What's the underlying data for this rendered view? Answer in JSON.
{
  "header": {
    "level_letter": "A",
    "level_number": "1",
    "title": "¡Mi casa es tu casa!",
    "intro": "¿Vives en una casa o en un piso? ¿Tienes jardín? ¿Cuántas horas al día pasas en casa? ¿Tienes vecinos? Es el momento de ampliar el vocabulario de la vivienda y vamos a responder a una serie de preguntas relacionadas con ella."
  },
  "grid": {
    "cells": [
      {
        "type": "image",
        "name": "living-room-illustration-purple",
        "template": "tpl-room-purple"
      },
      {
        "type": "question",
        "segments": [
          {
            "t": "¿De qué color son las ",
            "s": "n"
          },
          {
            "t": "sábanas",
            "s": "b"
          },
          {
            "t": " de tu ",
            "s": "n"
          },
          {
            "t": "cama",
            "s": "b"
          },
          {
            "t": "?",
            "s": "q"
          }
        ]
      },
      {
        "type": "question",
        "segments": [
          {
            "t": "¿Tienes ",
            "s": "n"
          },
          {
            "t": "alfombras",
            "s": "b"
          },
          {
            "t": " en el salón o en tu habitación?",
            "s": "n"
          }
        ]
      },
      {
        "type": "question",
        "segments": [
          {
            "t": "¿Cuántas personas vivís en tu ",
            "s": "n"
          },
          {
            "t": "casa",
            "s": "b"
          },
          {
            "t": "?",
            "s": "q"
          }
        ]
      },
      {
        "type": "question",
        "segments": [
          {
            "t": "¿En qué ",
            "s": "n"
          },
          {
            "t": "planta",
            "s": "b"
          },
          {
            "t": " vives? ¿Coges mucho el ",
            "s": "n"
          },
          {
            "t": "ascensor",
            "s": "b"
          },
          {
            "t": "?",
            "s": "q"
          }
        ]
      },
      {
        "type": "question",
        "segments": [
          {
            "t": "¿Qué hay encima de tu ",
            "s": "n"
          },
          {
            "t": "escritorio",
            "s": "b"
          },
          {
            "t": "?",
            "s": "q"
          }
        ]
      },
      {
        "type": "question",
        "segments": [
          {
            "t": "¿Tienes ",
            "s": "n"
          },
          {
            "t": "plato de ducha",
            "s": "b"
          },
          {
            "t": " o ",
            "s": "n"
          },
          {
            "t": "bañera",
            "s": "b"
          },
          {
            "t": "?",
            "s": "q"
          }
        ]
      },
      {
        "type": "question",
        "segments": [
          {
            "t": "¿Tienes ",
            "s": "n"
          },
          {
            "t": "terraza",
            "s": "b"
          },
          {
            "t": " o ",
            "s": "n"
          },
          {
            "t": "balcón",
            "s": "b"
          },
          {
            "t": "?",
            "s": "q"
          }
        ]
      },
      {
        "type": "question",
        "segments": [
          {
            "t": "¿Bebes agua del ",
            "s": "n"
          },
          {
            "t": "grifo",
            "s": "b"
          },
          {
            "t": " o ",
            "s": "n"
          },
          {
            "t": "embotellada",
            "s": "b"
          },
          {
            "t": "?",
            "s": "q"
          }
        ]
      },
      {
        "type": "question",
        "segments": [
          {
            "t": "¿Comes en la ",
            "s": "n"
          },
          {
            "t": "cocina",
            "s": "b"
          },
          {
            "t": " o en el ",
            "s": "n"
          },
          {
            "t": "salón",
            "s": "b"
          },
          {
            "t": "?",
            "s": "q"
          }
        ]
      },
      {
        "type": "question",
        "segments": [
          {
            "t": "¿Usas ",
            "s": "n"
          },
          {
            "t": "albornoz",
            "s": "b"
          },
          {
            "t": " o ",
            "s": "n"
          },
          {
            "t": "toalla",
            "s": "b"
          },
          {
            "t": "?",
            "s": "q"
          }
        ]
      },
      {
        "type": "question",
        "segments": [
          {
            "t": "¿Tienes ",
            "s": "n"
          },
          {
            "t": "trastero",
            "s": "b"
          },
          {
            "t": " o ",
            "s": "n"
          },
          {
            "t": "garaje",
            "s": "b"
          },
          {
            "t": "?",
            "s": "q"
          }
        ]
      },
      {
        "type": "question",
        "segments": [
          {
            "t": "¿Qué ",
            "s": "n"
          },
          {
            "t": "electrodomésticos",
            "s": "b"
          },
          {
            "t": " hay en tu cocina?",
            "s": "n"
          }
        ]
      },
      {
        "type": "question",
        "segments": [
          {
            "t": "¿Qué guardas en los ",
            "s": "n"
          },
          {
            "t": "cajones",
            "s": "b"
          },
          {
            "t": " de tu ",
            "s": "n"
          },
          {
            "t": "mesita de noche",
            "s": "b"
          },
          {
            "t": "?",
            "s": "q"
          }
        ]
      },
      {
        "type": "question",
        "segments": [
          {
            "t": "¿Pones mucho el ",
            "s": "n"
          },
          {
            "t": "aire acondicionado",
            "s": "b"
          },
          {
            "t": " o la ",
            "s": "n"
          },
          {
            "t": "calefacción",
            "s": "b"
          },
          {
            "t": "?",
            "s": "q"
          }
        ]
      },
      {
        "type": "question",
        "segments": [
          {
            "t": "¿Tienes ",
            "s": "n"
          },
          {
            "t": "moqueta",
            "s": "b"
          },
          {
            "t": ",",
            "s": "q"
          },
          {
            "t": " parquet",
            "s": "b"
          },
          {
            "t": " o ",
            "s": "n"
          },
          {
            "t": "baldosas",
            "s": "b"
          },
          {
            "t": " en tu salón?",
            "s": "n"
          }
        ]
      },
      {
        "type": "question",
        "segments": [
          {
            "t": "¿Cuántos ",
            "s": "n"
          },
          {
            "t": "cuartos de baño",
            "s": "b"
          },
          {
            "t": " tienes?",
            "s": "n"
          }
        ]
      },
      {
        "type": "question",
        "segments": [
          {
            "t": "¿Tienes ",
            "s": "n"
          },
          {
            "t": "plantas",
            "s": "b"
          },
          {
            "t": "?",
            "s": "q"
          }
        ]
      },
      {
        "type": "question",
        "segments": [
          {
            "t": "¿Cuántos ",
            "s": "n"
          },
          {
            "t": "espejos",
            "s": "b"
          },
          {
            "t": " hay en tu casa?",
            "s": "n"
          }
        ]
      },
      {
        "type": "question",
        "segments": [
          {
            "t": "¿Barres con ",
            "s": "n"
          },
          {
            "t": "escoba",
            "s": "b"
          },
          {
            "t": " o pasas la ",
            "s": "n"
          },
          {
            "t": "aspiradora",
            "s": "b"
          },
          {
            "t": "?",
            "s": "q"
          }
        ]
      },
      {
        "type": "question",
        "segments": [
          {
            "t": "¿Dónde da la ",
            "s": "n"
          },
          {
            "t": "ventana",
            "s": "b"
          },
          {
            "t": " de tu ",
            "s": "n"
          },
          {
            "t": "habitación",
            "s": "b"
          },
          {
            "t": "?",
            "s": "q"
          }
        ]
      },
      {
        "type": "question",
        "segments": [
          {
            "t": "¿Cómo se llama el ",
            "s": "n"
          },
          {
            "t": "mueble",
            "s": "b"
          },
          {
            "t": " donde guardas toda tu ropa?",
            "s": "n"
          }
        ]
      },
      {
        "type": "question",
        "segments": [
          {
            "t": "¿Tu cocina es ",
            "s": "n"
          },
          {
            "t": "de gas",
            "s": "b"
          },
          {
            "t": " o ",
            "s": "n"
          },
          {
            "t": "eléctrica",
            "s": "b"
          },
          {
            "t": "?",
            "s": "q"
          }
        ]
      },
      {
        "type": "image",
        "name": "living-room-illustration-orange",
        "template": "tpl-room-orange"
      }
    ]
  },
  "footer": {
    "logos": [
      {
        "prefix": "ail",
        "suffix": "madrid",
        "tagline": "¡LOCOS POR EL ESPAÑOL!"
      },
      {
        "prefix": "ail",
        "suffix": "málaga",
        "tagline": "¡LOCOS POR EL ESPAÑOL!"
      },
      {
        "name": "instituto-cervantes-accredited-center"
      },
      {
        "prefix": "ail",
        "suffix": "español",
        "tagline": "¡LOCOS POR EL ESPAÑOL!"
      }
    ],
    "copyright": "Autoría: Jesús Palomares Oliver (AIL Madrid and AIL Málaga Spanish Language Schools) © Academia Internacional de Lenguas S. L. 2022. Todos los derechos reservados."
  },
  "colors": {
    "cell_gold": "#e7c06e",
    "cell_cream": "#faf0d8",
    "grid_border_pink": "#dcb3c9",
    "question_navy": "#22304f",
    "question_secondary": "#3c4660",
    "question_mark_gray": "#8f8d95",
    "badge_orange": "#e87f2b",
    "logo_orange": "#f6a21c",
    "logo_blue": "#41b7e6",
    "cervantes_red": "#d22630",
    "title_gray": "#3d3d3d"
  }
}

→ Exercise details: Copy out each line of the records where the string "habitación" appears.

→ Right answer:
            "t": " en el salón o en tu habitación?",
            "t": "habitación",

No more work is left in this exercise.